State the number of lines where "señales" appears. Add nothing else.

Stored records
- - - - -
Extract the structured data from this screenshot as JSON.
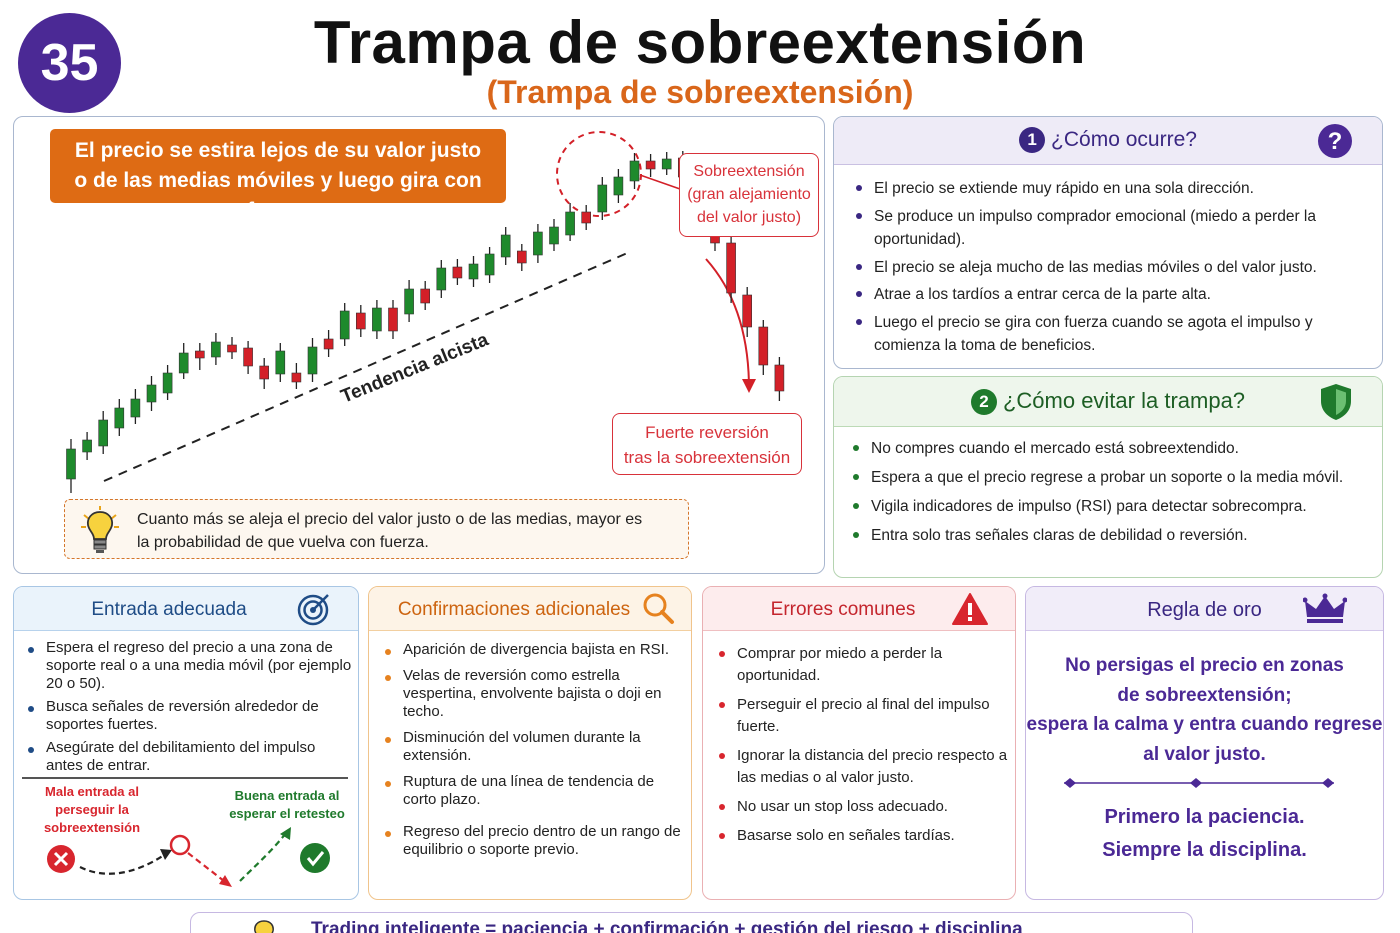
{
  "header": {
    "number": "35",
    "title": "Trampa de sobreextensión",
    "subtitle": "(Trampa de sobreextensión)"
  },
  "chart": {
    "banner_line1": "El precio se estira lejos de su valor justo",
    "banner_line2": "o de las medias móviles y luego gira con fuerza",
    "overextension_callout": [
      "Sobreextensión",
      "(gran alejamiento",
      "del valor justo)"
    ],
    "trend_label": "Tendencia alcista",
    "reversal_callout": [
      "Fuerte reversión",
      "tras la sobreextensión"
    ],
    "tip_line1": "Cuanto más se aleja el precio del valor justo o de las medias, mayor es",
    "tip_line2": "la probabilidad de que vuelva con fuerza.",
    "colors": {
      "bull": "#1e8a2c",
      "bear": "#d32028",
      "accent": "#de6b14"
    }
  },
  "how": {
    "number": "1",
    "title": "¿Cómo ocurre?",
    "items": [
      "El precio se extiende muy rápido en una sola dirección.",
      "Se produce un impulso comprador emocional (miedo a perder la oportunidad).",
      "El precio se aleja mucho de las medias móviles o del valor justo.",
      "Atrae a los tardíos a entrar cerca de la parte alta.",
      "Luego el precio se gira con fuerza cuando se agota el impulso y comienza la toma de beneficios."
    ]
  },
  "avoid": {
    "number": "2",
    "title": "¿Cómo evitar la trampa?",
    "items": [
      "No compres cuando el mercado está sobreextendido.",
      "Espera a que el precio regrese a probar un soporte o la media móvil.",
      "Vigila indicadores de impulso (RSI) para detectar sobrecompra.",
      "Entra solo tras señales claras de debilidad o reversión."
    ]
  },
  "entry": {
    "title": "Entrada adecuada",
    "items": [
      "Espera el regreso del precio a una zona de soporte real o a una media móvil (por ejemplo 20 o 50).",
      "Busca señales de reversión alrededor de soportes fuertes.",
      "Asegúrate del debilitamiento del impulso antes de entrar."
    ],
    "bad_label": "Mala entrada al perseguir la sobreextensión",
    "good_label": "Buena entrada al esperar el retesteo"
  },
  "confirm": {
    "title": "Confirmaciones adicionales",
    "items": [
      "Aparición de divergencia bajista en RSI.",
      "Velas de reversión como estrella vespertina, envolvente bajista o doji en techo.",
      "Disminución del volumen durante la extensión.",
      "Ruptura de una línea de tendencia de corto plazo.",
      "Regreso del precio dentro de un rango de equilibrio o soporte previo."
    ]
  },
  "errors": {
    "title": "Errores comunes",
    "items": [
      "Comprar por miedo a perder la oportunidad.",
      "Perseguir el precio al final del impulso fuerte.",
      "Ignorar la distancia del precio respecto a las medias o al valor justo.",
      "No usar un stop loss adecuado.",
      "Basarse solo en señales tardías."
    ]
  },
  "golden": {
    "title": "Regla de oro",
    "lines": [
      "No persigas el precio en zonas",
      "de sobreextensión;",
      "espera la calma y entra cuando regrese",
      "al valor justo."
    ],
    "sub_line1": "Primero la paciencia.",
    "sub_line2": "Siempre la disciplina."
  },
  "footer": {
    "text": "Trading inteligente = paciencia + confirmación + gestión del riesgo + disciplina"
  }
}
- - - - -
• Result below: 3